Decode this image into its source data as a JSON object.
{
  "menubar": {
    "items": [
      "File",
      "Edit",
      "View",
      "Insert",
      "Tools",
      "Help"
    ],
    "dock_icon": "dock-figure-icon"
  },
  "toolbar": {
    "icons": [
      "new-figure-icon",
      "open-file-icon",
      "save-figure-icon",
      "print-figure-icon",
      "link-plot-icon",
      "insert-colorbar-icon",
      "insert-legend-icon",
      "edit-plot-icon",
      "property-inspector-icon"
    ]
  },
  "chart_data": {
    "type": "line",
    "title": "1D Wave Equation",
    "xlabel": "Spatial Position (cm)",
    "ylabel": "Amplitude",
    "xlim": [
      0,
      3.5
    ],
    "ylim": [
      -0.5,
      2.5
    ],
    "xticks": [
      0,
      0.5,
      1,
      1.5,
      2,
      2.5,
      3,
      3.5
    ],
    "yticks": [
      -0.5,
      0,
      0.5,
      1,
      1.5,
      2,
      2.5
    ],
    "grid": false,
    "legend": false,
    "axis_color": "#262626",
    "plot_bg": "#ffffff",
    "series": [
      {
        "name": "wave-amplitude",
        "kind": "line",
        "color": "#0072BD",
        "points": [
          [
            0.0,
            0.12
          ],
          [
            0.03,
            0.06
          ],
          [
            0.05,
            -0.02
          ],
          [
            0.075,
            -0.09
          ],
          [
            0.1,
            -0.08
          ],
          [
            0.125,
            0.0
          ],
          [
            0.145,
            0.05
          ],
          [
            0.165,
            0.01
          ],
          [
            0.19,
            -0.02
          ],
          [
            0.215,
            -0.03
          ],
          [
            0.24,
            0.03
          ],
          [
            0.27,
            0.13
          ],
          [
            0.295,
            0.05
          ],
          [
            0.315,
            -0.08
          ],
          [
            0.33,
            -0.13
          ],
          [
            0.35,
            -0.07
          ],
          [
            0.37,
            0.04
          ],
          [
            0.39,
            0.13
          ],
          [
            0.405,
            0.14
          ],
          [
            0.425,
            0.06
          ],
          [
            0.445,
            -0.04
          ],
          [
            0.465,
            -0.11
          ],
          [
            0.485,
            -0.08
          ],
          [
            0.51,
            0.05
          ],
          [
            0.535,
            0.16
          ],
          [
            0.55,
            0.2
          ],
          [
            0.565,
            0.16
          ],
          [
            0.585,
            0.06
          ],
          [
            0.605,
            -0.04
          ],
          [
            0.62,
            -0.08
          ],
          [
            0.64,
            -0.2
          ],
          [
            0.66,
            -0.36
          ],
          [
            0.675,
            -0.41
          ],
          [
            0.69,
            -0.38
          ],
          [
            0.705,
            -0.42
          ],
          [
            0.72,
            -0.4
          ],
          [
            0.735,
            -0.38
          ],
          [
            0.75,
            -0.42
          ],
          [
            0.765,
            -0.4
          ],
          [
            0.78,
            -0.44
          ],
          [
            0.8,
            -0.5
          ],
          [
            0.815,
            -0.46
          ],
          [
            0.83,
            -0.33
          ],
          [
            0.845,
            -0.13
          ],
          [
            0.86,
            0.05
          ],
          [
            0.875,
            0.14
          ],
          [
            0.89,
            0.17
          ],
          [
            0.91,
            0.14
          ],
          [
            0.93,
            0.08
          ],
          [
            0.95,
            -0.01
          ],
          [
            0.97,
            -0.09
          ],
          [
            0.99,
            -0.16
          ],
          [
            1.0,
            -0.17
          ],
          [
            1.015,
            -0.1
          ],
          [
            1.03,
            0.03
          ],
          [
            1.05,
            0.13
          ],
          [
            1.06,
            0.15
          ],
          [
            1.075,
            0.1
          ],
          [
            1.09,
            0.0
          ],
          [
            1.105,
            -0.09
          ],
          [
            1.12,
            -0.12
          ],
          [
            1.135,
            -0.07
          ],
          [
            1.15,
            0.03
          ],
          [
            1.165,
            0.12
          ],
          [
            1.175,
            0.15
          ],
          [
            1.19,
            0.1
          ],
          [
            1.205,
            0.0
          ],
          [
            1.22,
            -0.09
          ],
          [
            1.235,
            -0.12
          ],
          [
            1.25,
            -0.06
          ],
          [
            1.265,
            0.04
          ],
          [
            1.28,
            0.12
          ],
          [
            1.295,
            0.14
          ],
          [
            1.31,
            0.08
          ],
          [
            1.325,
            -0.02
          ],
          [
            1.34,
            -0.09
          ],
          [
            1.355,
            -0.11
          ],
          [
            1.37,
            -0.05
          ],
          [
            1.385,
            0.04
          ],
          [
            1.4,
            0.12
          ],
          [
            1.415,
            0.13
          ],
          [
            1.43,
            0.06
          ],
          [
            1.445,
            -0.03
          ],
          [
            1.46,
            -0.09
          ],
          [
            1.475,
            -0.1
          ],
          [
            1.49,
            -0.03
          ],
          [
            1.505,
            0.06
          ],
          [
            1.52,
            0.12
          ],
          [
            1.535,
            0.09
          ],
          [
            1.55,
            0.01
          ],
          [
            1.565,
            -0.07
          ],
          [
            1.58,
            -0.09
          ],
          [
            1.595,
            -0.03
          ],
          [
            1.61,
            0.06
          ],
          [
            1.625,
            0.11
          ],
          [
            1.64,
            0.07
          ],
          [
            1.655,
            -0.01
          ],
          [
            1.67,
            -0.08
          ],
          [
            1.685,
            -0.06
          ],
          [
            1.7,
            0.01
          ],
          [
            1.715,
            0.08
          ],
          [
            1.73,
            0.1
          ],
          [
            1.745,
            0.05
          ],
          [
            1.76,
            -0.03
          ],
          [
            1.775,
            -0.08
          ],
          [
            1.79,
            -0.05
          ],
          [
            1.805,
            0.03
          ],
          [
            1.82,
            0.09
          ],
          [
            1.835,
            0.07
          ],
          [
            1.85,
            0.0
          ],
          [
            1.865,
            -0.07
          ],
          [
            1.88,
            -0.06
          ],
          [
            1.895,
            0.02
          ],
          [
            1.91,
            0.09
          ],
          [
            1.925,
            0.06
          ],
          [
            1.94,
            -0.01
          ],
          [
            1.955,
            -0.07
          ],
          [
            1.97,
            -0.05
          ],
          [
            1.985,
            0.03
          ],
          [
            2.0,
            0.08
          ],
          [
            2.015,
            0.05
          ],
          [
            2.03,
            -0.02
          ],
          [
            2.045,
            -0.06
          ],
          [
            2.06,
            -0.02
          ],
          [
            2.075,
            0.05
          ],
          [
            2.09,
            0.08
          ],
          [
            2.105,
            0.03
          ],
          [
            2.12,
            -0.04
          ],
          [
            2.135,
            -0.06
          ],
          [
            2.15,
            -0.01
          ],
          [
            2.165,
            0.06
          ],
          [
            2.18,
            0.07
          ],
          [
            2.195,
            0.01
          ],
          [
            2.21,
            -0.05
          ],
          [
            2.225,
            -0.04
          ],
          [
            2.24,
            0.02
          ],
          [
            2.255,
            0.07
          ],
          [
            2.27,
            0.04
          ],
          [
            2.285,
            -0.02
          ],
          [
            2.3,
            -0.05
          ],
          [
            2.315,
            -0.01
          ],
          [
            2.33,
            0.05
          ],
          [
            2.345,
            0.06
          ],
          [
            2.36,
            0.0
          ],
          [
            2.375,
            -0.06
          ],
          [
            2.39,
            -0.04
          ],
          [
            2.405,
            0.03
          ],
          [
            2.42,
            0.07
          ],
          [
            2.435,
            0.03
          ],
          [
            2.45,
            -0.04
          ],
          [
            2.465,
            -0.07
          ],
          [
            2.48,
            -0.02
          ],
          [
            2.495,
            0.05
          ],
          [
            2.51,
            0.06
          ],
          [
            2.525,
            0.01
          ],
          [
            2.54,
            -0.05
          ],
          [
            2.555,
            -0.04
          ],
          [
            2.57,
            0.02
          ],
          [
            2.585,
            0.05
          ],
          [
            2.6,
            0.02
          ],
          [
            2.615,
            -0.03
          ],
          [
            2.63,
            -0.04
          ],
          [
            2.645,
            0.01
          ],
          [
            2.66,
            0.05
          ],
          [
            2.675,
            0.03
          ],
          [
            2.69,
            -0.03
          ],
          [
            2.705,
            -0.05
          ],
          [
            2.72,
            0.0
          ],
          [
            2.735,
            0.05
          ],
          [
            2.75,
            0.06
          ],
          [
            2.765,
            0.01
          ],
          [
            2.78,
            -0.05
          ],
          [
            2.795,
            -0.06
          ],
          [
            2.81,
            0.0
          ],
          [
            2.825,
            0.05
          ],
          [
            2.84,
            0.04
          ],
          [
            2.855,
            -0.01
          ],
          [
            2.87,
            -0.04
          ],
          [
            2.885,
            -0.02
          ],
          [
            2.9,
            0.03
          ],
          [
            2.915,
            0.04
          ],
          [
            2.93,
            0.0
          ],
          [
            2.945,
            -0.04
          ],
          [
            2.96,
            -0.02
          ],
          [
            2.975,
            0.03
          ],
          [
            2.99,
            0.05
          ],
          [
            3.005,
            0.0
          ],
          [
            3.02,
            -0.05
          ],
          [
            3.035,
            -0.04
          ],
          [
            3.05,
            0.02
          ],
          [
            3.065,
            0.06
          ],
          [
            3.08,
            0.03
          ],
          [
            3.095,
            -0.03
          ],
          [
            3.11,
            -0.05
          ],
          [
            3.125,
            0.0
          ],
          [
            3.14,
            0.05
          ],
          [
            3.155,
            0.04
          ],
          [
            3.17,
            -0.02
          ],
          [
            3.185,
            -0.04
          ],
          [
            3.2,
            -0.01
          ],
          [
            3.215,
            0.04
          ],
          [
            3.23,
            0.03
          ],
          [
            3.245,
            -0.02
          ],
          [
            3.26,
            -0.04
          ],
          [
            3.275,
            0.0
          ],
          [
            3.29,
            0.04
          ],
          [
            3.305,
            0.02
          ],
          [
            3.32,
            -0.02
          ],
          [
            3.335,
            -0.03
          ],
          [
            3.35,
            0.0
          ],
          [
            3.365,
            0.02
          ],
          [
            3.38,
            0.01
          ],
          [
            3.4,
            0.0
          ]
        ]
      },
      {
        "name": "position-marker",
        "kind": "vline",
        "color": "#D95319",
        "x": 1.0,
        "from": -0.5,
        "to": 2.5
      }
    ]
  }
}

= AIM =
Pull every line containing the word "name" out of the entries above.

= WRITTEN SOLUTION =
        "name": "wave-amplitude",
        "name": "position-marker",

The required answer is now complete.